▶ _WHAT THE TASK REQUIRES_
Please render the lines below as a Markdown table with two columns, "No." for the row number and "Line" for the line, skipping any blank lines.

[Items listed in a dataset]
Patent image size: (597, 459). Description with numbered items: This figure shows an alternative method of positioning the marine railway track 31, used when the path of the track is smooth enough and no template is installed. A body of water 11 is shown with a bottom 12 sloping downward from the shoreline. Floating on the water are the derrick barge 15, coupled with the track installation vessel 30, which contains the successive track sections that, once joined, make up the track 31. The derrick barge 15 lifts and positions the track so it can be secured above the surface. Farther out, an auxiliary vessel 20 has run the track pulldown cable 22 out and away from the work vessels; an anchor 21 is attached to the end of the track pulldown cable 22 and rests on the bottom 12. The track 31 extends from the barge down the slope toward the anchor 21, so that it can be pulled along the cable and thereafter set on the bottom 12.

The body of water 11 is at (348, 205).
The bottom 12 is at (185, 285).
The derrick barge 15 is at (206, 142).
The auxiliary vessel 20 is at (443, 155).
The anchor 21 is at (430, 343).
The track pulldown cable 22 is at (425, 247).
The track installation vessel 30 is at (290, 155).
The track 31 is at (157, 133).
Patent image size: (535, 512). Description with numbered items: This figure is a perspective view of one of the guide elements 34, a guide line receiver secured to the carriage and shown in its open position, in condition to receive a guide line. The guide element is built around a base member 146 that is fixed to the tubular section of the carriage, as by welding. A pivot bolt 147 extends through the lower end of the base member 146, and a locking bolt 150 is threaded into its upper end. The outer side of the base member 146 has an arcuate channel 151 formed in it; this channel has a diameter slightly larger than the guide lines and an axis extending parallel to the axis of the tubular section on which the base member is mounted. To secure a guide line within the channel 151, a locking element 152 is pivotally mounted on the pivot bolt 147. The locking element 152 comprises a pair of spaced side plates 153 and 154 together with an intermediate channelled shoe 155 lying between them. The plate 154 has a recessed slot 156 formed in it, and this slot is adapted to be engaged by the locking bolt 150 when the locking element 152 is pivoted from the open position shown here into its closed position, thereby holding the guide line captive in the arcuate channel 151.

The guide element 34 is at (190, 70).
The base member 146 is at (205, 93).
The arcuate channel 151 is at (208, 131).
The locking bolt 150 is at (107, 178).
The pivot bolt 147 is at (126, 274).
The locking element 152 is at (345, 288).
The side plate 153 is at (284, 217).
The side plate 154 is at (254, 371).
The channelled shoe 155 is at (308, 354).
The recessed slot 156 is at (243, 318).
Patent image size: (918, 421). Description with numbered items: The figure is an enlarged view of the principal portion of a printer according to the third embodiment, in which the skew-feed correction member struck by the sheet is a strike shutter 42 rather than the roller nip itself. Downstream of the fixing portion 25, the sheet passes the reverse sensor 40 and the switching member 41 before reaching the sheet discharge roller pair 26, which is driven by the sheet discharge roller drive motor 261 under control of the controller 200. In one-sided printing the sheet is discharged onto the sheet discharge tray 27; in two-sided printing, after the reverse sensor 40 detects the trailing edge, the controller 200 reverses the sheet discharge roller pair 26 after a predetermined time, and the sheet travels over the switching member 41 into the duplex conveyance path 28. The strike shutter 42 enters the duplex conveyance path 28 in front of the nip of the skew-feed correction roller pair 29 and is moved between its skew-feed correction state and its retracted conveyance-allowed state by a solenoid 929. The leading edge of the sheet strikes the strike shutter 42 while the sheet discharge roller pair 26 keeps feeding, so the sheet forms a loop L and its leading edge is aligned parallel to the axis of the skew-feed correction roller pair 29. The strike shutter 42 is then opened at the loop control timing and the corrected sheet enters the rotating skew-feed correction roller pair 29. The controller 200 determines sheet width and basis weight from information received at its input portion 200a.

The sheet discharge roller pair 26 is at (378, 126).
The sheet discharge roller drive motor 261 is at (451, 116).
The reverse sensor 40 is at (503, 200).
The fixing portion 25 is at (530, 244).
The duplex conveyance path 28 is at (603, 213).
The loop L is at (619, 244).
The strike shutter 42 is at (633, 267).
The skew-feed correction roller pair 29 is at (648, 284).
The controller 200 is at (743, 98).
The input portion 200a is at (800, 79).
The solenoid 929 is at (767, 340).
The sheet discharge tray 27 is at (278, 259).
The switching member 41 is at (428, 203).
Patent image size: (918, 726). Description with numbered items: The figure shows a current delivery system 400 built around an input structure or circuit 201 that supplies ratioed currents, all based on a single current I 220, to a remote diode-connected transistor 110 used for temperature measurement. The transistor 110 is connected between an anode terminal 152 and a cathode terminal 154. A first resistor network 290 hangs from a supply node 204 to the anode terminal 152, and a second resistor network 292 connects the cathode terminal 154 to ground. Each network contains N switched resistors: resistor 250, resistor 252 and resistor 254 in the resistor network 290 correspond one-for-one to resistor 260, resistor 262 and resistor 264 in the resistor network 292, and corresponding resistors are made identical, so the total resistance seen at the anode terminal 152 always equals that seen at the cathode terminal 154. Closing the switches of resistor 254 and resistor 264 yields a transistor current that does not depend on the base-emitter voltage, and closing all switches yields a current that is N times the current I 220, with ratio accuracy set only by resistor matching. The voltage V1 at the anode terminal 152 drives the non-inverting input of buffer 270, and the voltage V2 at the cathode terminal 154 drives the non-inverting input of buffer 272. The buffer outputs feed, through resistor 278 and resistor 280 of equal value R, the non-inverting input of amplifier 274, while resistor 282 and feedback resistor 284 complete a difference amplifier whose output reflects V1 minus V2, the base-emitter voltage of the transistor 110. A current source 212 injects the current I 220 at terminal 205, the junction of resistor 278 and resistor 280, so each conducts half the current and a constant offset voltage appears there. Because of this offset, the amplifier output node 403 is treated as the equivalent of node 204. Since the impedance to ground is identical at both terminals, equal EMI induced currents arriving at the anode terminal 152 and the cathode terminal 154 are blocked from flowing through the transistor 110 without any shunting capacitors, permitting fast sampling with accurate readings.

▶ _EXERCISE RESULT_
| No. | Line |
|---|---|
| 1 | Patent image size: (597, 459). Description with numbered items: This figure shows an alternative method of positioning the marine railway track 31, used when the path of the track is smooth enough and no template is installed. A body of water 11 is shown with a bottom 12 sloping downward from the shoreline. Floating on the water are the derrick barge 15, coupled with the track installation vessel 30, which contains the successive track sections that, once joined, make up the track 31. The derrick barge 15 lifts and positions the track so it can be secured above the surface. Farther out, an auxiliary vessel 20 has run the track pulldown cable 22 out and away from the work vessels; an anchor 21 is attached to the end of the track pulldown cable 22 and rests on the bottom 12. The track 31 extends from the barge down the slope toward the anchor 21, so that it can be pulled along the cable and thereafter set on the bottom 12. |
| 2 | The body of water 11 is at (348, 205). |
| 3 | The bottom 12 is at (185, 285). |
| 4 | The derrick barge 15 is at (206, 142). |
| 5 | The auxiliary vessel 20 is at (443, 155). |
| 6 | The anchor 21 is at (430, 343). |
| 7 | The track pulldown cable 22 is at (425, 247). |
| 8 | The track installation vessel 30 is at (290, 155). |
| 9 | The track 31 is at (157, 133). |
| 10 | Patent image size: (535, 512). Description with numbered items: This figure is a perspective view of one of the guide elements 34, a guide line receiver secured to the carriage and shown in its open position, in condition to receive a guide line. The guide element is built around a base member 146 that is fixed to the tubular section of the carriage, as by welding. A pivot bolt 147 extends through the lower end of the base member 146, and a locking bolt 150 is threaded into its upper end. The outer side of the base member 146 has an arcuate channel 151 formed in it; this channel has a diameter slightly larger than the guide lines and an axis extending parallel to the axis of the tubular section on which the base member is mounted. To secure a guide line within the channel 151, a locking element 152 is pivotally mounted on the pivot bolt 147. The locking element 152 comprises a pair of spaced side plates 153 and 154 together with an intermediate channelled shoe 155 lying between them. The plate 154 has a recessed slot 156 formed in it, and this slot is adapted to be engaged by the locking bolt 150 when the locking element 152 is pivoted from the open position shown here into its closed position, thereby holding the guide line captive in the arcuate channel 151. |
| 11 | The guide element 34 is at (190, 70). |
| 12 | The base member 146 is at (205, 93). |
| 13 | The arcuate channel 151 is at (208, 131). |
| 14 | The locking bolt 150 is at (107, 178). |
| 15 | The pivot bolt 147 is at (126, 274). |
| 16 | The locking element 152 is at (345, 288). |
| 17 | The side plate 153 is at (284, 217). |
| 18 | The side plate 154 is at (254, 371). |
| 19 | The channelled shoe 155 is at (308, 354). |
| 20 | The recessed slot 156 is at (243, 318). |
| 21 | Patent image size: (918, 421). Description with numbered items: The figure is an enlarged view of the principal portion of a printer according to the third embodiment, in which the skew-feed correction member struck by the sheet is a strike shutter 42 rather than the roller nip itself. Downstream of the fixing portion 25, the sheet passes the reverse sensor 40 and the switching member 41 before reaching the sheet discharge roller pair 26, which is driven by the sheet discharge roller drive motor 261 under control of the controller 200. In one-sided printing the sheet is discharged onto the sheet discharge tray 27; in two-sided printing, after the reverse sensor 40 detects the trailing edge, the controller 200 reverses the sheet discharge roller pair 26 after a predetermined time, and the sheet travels over the switching member 41 into the duplex conveyance path 28. The strike shutter 42 enters the duplex conveyance path 28 in front of the nip of the skew-feed correction roller pair 29 and is moved between its skew-feed correction state and its retracted conveyance-allowed state by a solenoid 929. The leading edge of the sheet strikes the strike shutter 42 while the sheet discharge roller pair 26 keeps feeding, so the sheet forms a loop L and its leading edge is aligned parallel to the axis of the skew-feed correction roller pair 29. The strike shutter 42 is then opened at the loop control timing and the corrected sheet enters the rotating skew-feed correction roller pair 29. The controller 200 determines sheet width and basis weight from information received at its input portion 200a. |
| 22 | The sheet discharge roller pair 26 is at (378, 126). |
| 23 | The sheet discharge roller drive motor 261 is at (451, 116). |
| 24 | The reverse sensor 40 is at (503, 200). |
| 25 | The fixing portion 25 is at (530, 244). |
| 26 | The duplex conveyance path 28 is at (603, 213). |
| 27 | The loop L is at (619, 244). |
| 28 | The strike shutter 42 is at (633, 267). |
| 29 | The skew-feed correction roller pair 29 is at (648, 284). |
| 30 | The controller 200 is at (743, 98). |
| 31 | The input portion 200a is at (800, 79). |
| 32 | The solenoid 929 is at (767, 340). |
| 33 | The sheet discharge tray 27 is at (278, 259). |
| 34 | The switching member 41 is at (428, 203). |
| 35 | Patent image size: (918, 726). Description with numbered items: The figure shows a current delivery system 400 built around an input structure or circuit 201 that supplies ratioed currents, all based on a single current I 220, to a remote diode-connected transistor 110 used for temperature measurement. The transistor 110 is connected between an anode terminal 152 and a cathode terminal 154. A first resistor network 290 hangs from a supply node 204 to the anode terminal 152, and a second resistor network 292 connects the cathode terminal 154 to ground. Each network contains N switched resistors: resistor 250, resistor 252 and resistor 254 in the resistor network 290 correspond one-for-one to resistor 260, resistor 262 and resistor 264 in the resistor network 292, and corresponding resistors are made identical, so the total resistance seen at the anode terminal 152 always equals that seen at the cathode terminal 154. Closing the switches of resistor 254 and resistor 264 yields a transistor current that does not depend on the base-emitter voltage, and closing all switches yields a current that is N times the current I 220, with ratio accuracy set only by resistor matching. The voltage V1 at the anode terminal 152 drives the non-inverting input of buffer 270, and the voltage V2 at the cathode terminal 154 drives the non-inverting input of buffer 272. The buffer outputs feed, through resistor 278 and resistor 280 of equal value R, the non-inverting input of amplifier 274, while resistor 282 and feedback resistor 284 complete a difference amplifier whose output reflects V1 minus V2, the base-emitter voltage of the transistor 110. A current source 212 injects the current I 220 at terminal 205, the junction of resistor 278 and resistor 280, so each conducts half the current and a constant offset voltage appears there. Because of this offset, the amplifier output node 403 is treated as the equivalent of node 204. Since the impedance to ground is identical at both terminals, equal EMI induced currents arriving at the anode terminal 152 and the cathode terminal 154 are blocked from flowing through the transistor 110 without any shunting capacitors, permitting fast sampling with accurate readings. |